#### [COMPITI RICHIESTI]
• A. Nel brano sul Ftse Mib, perché i mercati azionari europei hanno interrotto il recupero partito la scorsa ottava? Rispondi in una o due frasi.
• B. Prosegui il brano sul Ftse Mib a partire dall'ultima frase riportata.

#### [BRANO DA ESAMINARE]
..........
Di seguito riportiamo l’intervista realizzata a Pietro Origlia con domande sull’indice Ftse Mib e su alcune delle blue chips quotate a Piazza Affari.

L'indice Ftse Mib si è scontrato nuovamente con l'area dei 22.500 da cui è stato respinto. C'è il rischio di nuove flessioni nel breve o si aspetta una rottura del livello appena segnalato?

Se Wall Street continua a macinare record su record, di tenore opposto è la situazione che si vive sui mercati azionari europei che, nonostante il recupero del settore finanziario ed i passi avanti sull'uscita di Londra dall'UE, hanno interotto il recupero partito la scorsa ottava in scia alla debolezza presente su alcuni settori.

Sul mercato delle materie prime arrivano le prese di beneficio sul petrolio che in attesa delle decisioni che verranno prese dall'Opec, transita nei pressi dei 57.50 dollari, sotto cui è possibile una prosecuzione delle vendite nel breve in direzione della soglia dei 55 dollari.
..........
Voci di dati:
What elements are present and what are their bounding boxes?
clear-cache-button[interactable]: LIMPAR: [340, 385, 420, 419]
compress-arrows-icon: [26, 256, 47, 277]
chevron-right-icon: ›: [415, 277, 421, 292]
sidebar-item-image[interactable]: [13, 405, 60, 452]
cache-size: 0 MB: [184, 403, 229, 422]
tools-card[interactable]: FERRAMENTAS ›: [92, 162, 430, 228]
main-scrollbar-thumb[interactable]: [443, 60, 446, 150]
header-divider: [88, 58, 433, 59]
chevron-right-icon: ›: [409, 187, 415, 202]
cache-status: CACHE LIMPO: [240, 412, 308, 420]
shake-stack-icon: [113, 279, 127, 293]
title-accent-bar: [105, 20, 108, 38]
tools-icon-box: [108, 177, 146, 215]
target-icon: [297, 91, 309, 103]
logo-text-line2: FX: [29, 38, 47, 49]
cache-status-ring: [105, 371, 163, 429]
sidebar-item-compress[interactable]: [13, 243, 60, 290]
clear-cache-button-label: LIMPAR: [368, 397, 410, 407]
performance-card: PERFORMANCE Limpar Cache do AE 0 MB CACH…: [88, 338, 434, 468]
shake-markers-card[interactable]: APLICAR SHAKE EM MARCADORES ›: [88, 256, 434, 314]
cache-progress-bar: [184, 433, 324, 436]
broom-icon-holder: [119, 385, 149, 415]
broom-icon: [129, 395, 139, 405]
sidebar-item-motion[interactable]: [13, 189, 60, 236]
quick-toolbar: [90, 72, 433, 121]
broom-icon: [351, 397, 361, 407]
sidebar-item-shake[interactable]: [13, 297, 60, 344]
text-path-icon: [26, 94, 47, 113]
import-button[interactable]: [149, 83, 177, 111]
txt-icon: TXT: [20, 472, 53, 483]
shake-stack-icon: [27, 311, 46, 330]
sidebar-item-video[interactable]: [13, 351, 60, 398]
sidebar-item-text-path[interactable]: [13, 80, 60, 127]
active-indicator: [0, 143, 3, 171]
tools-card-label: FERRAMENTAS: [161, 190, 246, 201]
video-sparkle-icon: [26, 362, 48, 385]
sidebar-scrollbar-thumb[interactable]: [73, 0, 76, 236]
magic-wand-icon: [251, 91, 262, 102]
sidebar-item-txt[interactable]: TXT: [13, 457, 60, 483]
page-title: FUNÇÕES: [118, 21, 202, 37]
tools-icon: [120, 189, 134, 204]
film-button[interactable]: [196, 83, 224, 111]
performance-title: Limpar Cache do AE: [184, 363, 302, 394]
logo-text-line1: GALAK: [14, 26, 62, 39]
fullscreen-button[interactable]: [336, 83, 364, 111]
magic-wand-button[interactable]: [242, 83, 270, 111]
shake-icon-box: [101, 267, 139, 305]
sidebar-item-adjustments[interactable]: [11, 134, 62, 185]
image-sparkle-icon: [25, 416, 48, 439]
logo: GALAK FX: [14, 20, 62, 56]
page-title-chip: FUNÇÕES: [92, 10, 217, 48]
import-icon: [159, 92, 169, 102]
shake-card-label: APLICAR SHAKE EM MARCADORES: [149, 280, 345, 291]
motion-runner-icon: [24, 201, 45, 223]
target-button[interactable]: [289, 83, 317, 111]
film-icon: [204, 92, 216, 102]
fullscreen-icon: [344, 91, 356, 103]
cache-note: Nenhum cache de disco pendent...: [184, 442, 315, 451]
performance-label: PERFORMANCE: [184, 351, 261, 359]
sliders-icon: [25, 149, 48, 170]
..........
#### [RISPOSTE ALL'ESERCIZIO]
• A. Lo hanno interrotto per la debolezza presente su alcuni settori. È successo nonostante il recupero del settore finanziario e i passi avanti sull'uscita di Londra dall'UE.

• B.
Intanto tra le Criptovalute prosegue il rally del Bitcoin che dopo aver superato la soglia dei 10mila dollari, si spinge fin verso gli 11mila, in scia ai rumors che il Nasdaq sarebbe pronto a lanciare dei "futures" in bitcoin entro il 1° semestre del 2018.

Arrivando a dare uno sguardo a Piazza Affari ci accorgiamo della perdita di forza rispetto ai mesi passati, con le quotazioni che non riescono a superare le prime resistenze di breve situate in area 22500 punti.

Oltre questo livello il FTSE Mib metterebbe in un angolo la debolezza partita nel mese di novembre, aprendo le porte ad una ripresa degli acquisti in direzione dei 22.800-22.850 e a seguire dei 23mila punti.